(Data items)
***

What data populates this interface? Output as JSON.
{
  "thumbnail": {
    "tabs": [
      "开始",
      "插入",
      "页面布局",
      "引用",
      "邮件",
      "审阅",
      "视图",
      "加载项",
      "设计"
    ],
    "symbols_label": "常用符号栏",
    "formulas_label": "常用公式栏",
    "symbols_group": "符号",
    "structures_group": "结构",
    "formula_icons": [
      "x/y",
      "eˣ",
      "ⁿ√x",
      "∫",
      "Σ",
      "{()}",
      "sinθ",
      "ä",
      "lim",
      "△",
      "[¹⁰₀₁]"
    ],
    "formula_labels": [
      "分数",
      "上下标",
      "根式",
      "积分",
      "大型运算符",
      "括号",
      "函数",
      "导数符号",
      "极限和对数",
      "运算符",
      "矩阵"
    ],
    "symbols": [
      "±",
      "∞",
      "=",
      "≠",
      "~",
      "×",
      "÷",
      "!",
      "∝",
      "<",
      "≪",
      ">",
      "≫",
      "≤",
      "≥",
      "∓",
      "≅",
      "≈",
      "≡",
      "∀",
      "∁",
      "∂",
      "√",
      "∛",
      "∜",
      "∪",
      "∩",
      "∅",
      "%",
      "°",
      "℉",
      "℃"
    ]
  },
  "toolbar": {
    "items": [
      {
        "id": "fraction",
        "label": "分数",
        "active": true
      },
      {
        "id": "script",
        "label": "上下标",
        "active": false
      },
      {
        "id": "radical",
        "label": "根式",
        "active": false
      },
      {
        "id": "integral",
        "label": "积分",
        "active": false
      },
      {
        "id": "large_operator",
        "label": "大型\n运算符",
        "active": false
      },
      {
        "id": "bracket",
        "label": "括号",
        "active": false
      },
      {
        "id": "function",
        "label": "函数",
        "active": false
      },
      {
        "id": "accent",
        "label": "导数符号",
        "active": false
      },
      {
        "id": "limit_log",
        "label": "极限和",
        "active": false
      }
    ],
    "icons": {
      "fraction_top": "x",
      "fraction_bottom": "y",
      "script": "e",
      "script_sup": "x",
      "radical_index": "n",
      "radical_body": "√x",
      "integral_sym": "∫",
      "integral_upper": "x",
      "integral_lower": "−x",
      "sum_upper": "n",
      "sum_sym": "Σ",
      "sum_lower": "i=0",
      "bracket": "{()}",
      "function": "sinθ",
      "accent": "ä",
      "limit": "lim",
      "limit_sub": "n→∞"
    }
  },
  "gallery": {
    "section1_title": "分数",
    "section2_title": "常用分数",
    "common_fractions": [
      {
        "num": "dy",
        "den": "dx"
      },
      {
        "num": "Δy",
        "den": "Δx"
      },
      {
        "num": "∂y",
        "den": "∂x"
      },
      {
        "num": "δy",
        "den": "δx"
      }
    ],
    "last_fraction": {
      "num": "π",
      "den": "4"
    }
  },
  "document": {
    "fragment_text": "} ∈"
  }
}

***

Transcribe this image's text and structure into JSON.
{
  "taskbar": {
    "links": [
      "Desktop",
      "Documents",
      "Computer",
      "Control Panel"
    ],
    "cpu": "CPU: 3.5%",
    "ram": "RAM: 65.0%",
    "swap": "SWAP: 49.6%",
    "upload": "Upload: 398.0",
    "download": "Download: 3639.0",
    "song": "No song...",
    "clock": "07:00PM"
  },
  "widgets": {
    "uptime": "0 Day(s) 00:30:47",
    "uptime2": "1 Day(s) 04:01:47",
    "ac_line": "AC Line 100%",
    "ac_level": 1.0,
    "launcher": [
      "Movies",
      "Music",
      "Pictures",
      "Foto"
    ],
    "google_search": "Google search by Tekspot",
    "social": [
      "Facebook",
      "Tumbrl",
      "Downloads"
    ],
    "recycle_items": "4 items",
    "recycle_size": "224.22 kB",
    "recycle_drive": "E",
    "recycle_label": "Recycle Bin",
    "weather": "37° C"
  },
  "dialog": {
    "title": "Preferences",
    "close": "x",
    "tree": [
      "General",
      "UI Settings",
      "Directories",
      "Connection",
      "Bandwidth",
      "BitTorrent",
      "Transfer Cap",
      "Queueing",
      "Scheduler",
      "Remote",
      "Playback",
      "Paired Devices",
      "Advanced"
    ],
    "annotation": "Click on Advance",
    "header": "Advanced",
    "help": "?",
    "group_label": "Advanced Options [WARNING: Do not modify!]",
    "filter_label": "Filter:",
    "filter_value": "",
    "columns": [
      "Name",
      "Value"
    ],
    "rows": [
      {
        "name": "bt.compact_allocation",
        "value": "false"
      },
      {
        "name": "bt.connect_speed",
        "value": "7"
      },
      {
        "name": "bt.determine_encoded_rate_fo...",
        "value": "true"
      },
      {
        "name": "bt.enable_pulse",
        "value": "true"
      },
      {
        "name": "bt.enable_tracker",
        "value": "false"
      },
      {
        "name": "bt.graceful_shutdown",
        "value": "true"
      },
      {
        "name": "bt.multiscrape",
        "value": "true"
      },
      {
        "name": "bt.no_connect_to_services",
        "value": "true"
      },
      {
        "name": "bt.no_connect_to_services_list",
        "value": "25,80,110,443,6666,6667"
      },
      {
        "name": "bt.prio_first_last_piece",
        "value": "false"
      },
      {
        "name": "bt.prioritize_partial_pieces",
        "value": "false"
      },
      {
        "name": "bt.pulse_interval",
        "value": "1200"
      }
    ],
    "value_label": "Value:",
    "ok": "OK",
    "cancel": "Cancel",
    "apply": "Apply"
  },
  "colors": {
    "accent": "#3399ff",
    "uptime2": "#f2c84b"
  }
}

***

▶ _Written instruction_
Check each line of the entries above, and show every one holding the word "Advanced".

▶ _Answer to this problem_
      "Advanced"
    "header": "Advanced",
    "group_label": "Advanced Options [WARNING: Do not modify!]",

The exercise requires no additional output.